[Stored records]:
★ ★ ★
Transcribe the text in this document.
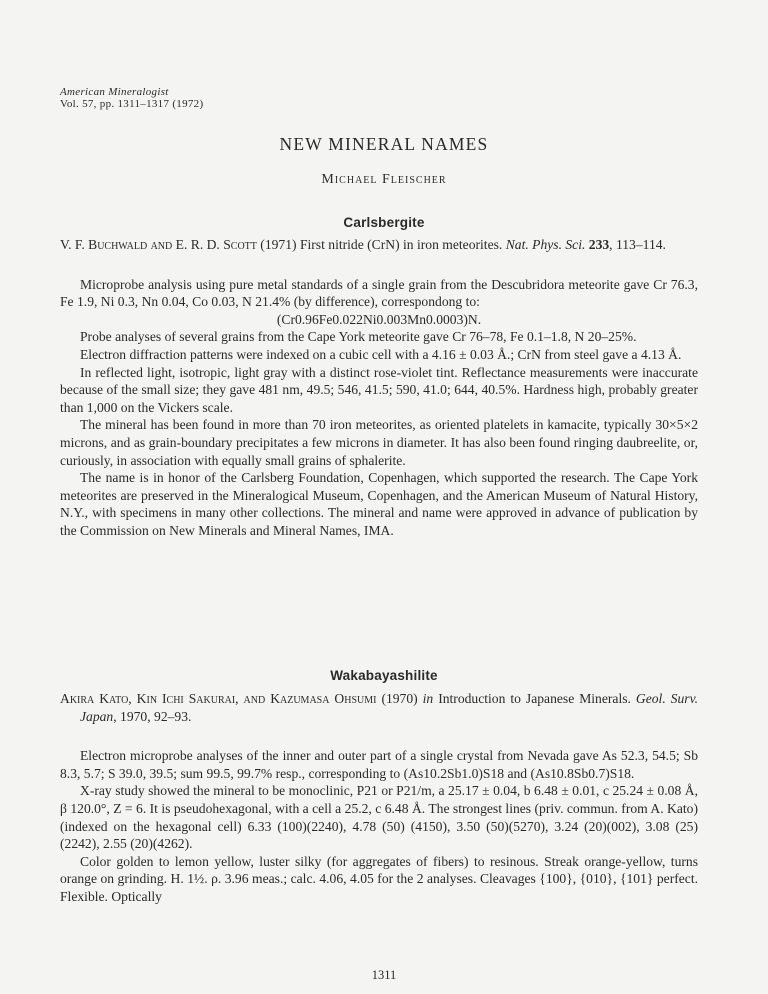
American Mineralogist
Vol. 57, pp. 1311–1317 (1972)
NEW MINERAL NAMES
Michael Fleischer
Carlsbergite

V. F. Buchwald and E. R. D. Scott (1971) First nitride (CrN) in iron meteorites. Nat. Phys. Sci. 233, 113–114.

Microprobe analysis using pure metal standards of a single grain from the Descubridora meteorite gave Cr 76.3, Fe 1.9, Ni 0.3, Nn 0.04, Co 0.03, N 21.4% (by difference), correspondong to:

(Cr0.96Fe0.022Ni0.003Mn0.0003)N.

Probe analyses of several grains from the Cape York meteorite gave Cr 76–78, Fe 0.1–1.8, N 20–25%.

Electron diffraction patterns were indexed on a cubic cell with a 4.16 ± 0.03 Å.; CrN from steel gave a 4.13 Å.

In reflected light, isotropic, light gray with a distinct rose-violet tint. Reflectance measurements were inaccurate because of the small size; they gave 481 nm, 49.5; 546, 41.5; 590, 41.0; 644, 40.5%. Hardness high, probably greater than 1,000 on the Vickers scale.

The mineral has been found in more than 70 iron meteorites, as oriented platelets in kamacite, typically 30×5×2 microns, and as grain-boundary precipitates a few microns in diameter. It has also been found ringing daubreelite, or, curiously, in association with equally small grains of sphalerite.

The name is in honor of the Carlsberg Foundation, Copenhagen, which supported the research. The Cape York meteorites are preserved in the Mineralogical Museum, Copenhagen, and the American Museum of Natural History, N.Y., with specimens in many other collections. The mineral and name were approved in advance of publication by the Commission on New Minerals and Mineral Names, IMA.

Wakabayashilite

Akira Kato, Kin Ichi Sakurai, and Kazumasa Ohsumi (1970) in Introduction to Japanese Minerals. Geol. Surv. Japan, 1970, 92–93.

Electron microprobe analyses of the inner and outer part of a single crystal from Nevada gave As 52.3, 54.5; Sb 8.3, 5.7; S 39.0, 39.5; sum 99.5, 99.7% resp., corresponding to (As10.2Sb1.0)S18 and (As10.8Sb0.7)S18.

X-ray study showed the mineral to be monoclinic, P21 or P21/m, a 25.17 ± 0.04, b 6.48 ± 0.01, c 25.24 ± 0.08 Å, β 120.0°, Z = 6. It is pseudohexagonal, with a cell a 25.2, c 6.48 Å. The strongest lines (priv. commun. from A. Kato) (indexed on the hexagonal cell) 6.33 (100)(2240), 4.78 (50) (4150), 3.50 (50)(5270), 3.24 (20)(002), 3.08 (25)(2242), 2.55 (20)(4262).

Color golden to lemon yellow, luster silky (for aggregates of fibers) to resinous. Streak orange-yellow, turns orange on grinding. H. 1½. ρ. 3.96 meas.; calc. 4.06, 4.05 for the 2 analyses. Cleavages {100}, {010}, {101} perfect. Flexible. Optically

1311
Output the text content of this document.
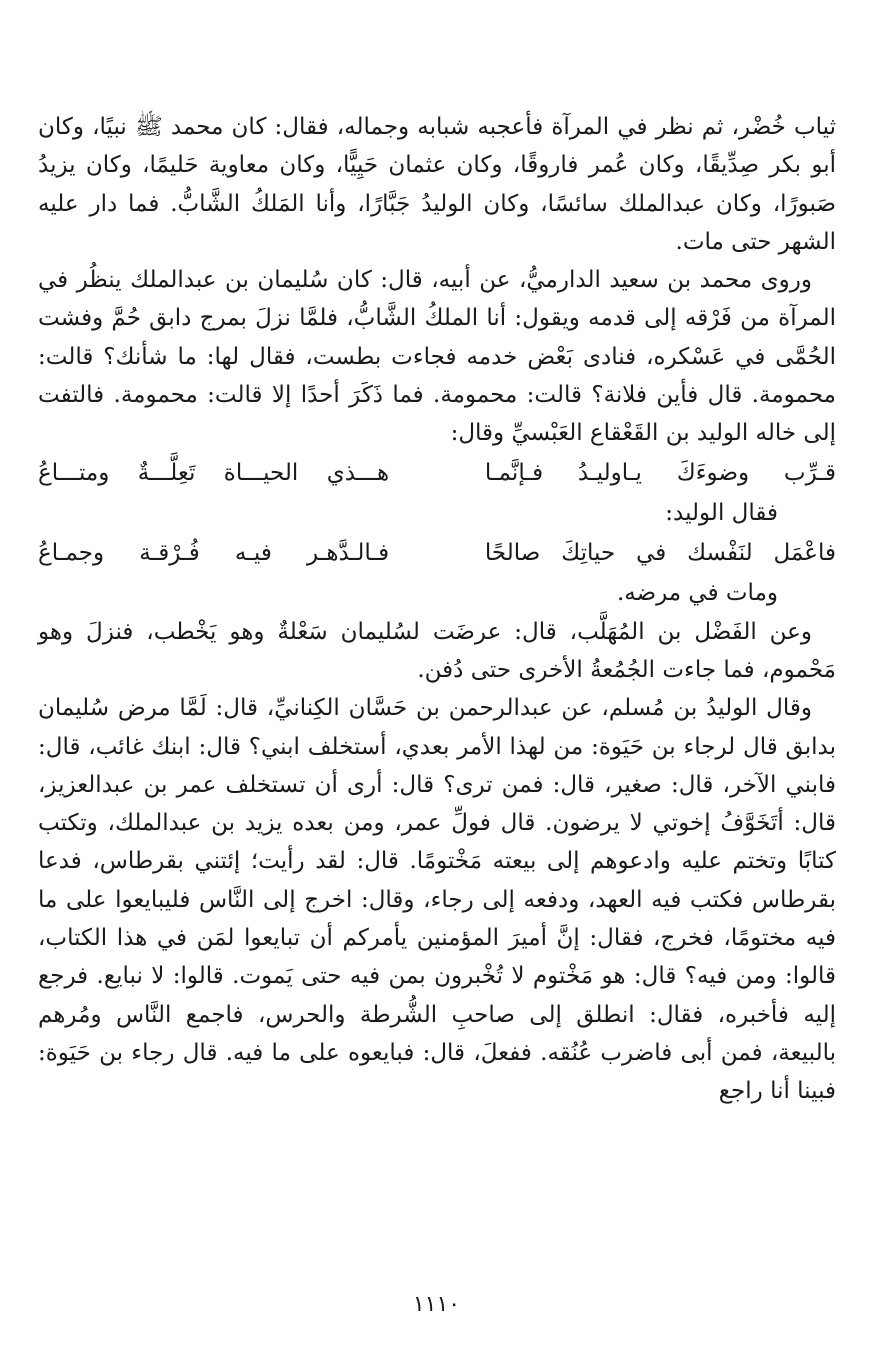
ثياب خُضْر، ثم نظر في المرآة فأعجبه شبابه وجماله، فقال: كان محمد ﷺ نبيًا، وكان أبو بكر صِدِّيقًا، وكان عُمر فاروقًا، وكان عثمان حَيِيًّا، وكان معاوية حَليمًا، وكان يزيدُ صَبورًا، وكان عبدالملك سائسًا، وكان الوليدُ جَبَّارًا، وأنا المَلكُ الشَّابُّ. فما دار عليه الشهر حتى مات.

وروى محمد بن سعيد الدارميُّ، عن أبيه، قال: كان سُليمان بن عبدالملك ينظُر في المرآة من فَرْقه إلى قدمه ويقول: أنا الملكُ الشَّابُّ، فلمَّا نزلَ بمرج دابق حُمَّ وفشت الحُمَّى في عَسْكره، فنادى بَعْض خدمه فجاءت بطست، فقال لها: ما شأنك؟ قالت: محمومة. قال فأين فلانة؟ قالت: محمومة. فما ذَكَرَ أحدًا إلا قالت: محمومة. فالتفت إلى خاله الوليد بن القَعْقاع العَبْسيِّ وقال:

قـرِّب وضوءَكَ يـاوليـدُ فـإنَّمـا
هـــذي الحيـــاة تَعِلَّـــةٌ ومتـــاعُ

فقال الوليد:

فاعْمَل لنَفْسك في حياتِكَ صالحًا
فـالـدَّهـر فيـه فُـرْقـة وجمـاعُ

ومات في مرضه.

وعن الفَضْل بن المُهَلَّب، قال: عرضَت لسُليمان سَعْلةٌ وهو يَخْطب، فنزلَ وهو مَحْموم، فما جاءت الجُمُعةُ الأخرى حتى دُفن.

وقال الوليدُ بن مُسلم، عن عبدالرحمن بن حَسَّان الكِنانيِّ، قال: لَمَّا مرض سُليمان بدابق قال لرجاء بن حَيَوة: من لهذا الأمر بعدي، أستخلف ابني؟ قال: ابنك غائب، قال: فابني الآخر، قال: صغير، قال: فمن ترى؟ قال: أرى أن تستخلف عمر بن عبدالعزيز، قال: أتَخَوَّفُ إخوتي لا يرضون. قال فولِّ عمر، ومن بعده يزيد بن عبدالملك، وتكتب كتابًا وتختم عليه وادعوهم إلى بيعته مَخْتومًا. قال: لقد رأيت؛ إئتني بقرطاس، فدعا بقرطاس فكتب فيه العهد، ودفعه إلى رجاء، وقال: اخرج إلى النَّاس فليبايعوا على ما فيه مختومًا، فخرج، فقال: إنَّ أميرَ المؤمنين يأمركم أن تبايعوا لمَن في هذا الكتاب، قالوا: ومن فيه؟ قال: هو مَخْتوم لا تُخْبرون بمن فيه حتى يَموت. قالوا: لا نبايع. فرجع إليه فأخبره، فقال: انطلق إلى صاحبِ الشُّرطة والحرس، فاجمع النَّاس ومُرهم بالبيعة، فمن أبى فاضرب عُنُقه. ففعلَ، قال: فبايعوه على ما فيه. قال رجاء بن حَيَوة: فبينا أنا راجع

١١١٠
★ ★ ★
[YOUR GOAL]:
Quote exactly, and only, the lines from the line containing "Output the text content of this document." through the final line of the records above, both included, omitting any pictures.

[FINISHED EXERCISE]:
Output the text content of this document.
ثياب خُضْر، ثم نظر في المرآة فأعجبه شبابه وجماله، فقال: كان محمد ﷺ نبيًا، وكان أبو بكر صِدِّيقًا، وكان عُمر فاروقًا، وكان عثمان حَيِيًّا، وكان معاوية حَليمًا، وكان يزيدُ صَبورًا، وكان عبدالملك سائسًا، وكان الوليدُ جَبَّارًا، وأنا المَلكُ الشَّابُّ. فما دار عليه الشهر حتى مات.

وروى محمد بن سعيد الدارميُّ، عن أبيه، قال: كان سُليمان بن عبدالملك ينظُر في المرآة من فَرْقه إلى قدمه ويقول: أنا الملكُ الشَّابُّ، فلمَّا نزلَ بمرج دابق حُمَّ وفشت الحُمَّى في عَسْكره، فنادى بَعْض خدمه فجاءت بطست، فقال لها: ما شأنك؟ قالت: محمومة. قال فأين فلانة؟ قالت: محمومة. فما ذَكَرَ أحدًا إلا قالت: محمومة. فالتفت إلى خاله الوليد بن القَعْقاع العَبْسيِّ وقال:

قـرِّب وضوءَكَ يـاوليـدُ فـإنَّمـا
هـــذي الحيـــاة تَعِلَّـــةٌ ومتـــاعُ

فقال الوليد:

فاعْمَل لنَفْسك في حياتِكَ صالحًا
فـالـدَّهـر فيـه فُـرْقـة وجمـاعُ

ومات في مرضه.

وعن الفَضْل بن المُهَلَّب، قال: عرضَت لسُليمان سَعْلةٌ وهو يَخْطب، فنزلَ وهو مَحْموم، فما جاءت الجُمُعةُ الأخرى حتى دُفن.

وقال الوليدُ بن مُسلم، عن عبدالرحمن بن حَسَّان الكِنانيِّ، قال: لَمَّا مرض سُليمان بدابق قال لرجاء بن حَيَوة: من لهذا الأمر بعدي، أستخلف ابني؟ قال: ابنك غائب، قال: فابني الآخر، قال: صغير، قال: فمن ترى؟ قال: أرى أن تستخلف عمر بن عبدالعزيز، قال: أتَخَوَّفُ إخوتي لا يرضون. قال فولِّ عمر، ومن بعده يزيد بن عبدالملك، وتكتب كتابًا وتختم عليه وادعوهم إلى بيعته مَخْتومًا. قال: لقد رأيت؛ إئتني بقرطاس، فدعا بقرطاس فكتب فيه العهد، ودفعه إلى رجاء، وقال: اخرج إلى النَّاس فليبايعوا على ما فيه مختومًا، فخرج، فقال: إنَّ أميرَ المؤمنين يأمركم أن تبايعوا لمَن في هذا الكتاب، قالوا: ومن فيه؟ قال: هو مَخْتوم لا تُخْبرون بمن فيه حتى يَموت. قالوا: لا نبايع. فرجع إليه فأخبره، فقال: انطلق إلى صاحبِ الشُّرطة والحرس، فاجمع النَّاس ومُرهم بالبيعة، فمن أبى فاضرب عُنُقه. ففعلَ، قال: فبايعوه على ما فيه. قال رجاء بن حَيَوة: فبينا أنا راجع

١١١٠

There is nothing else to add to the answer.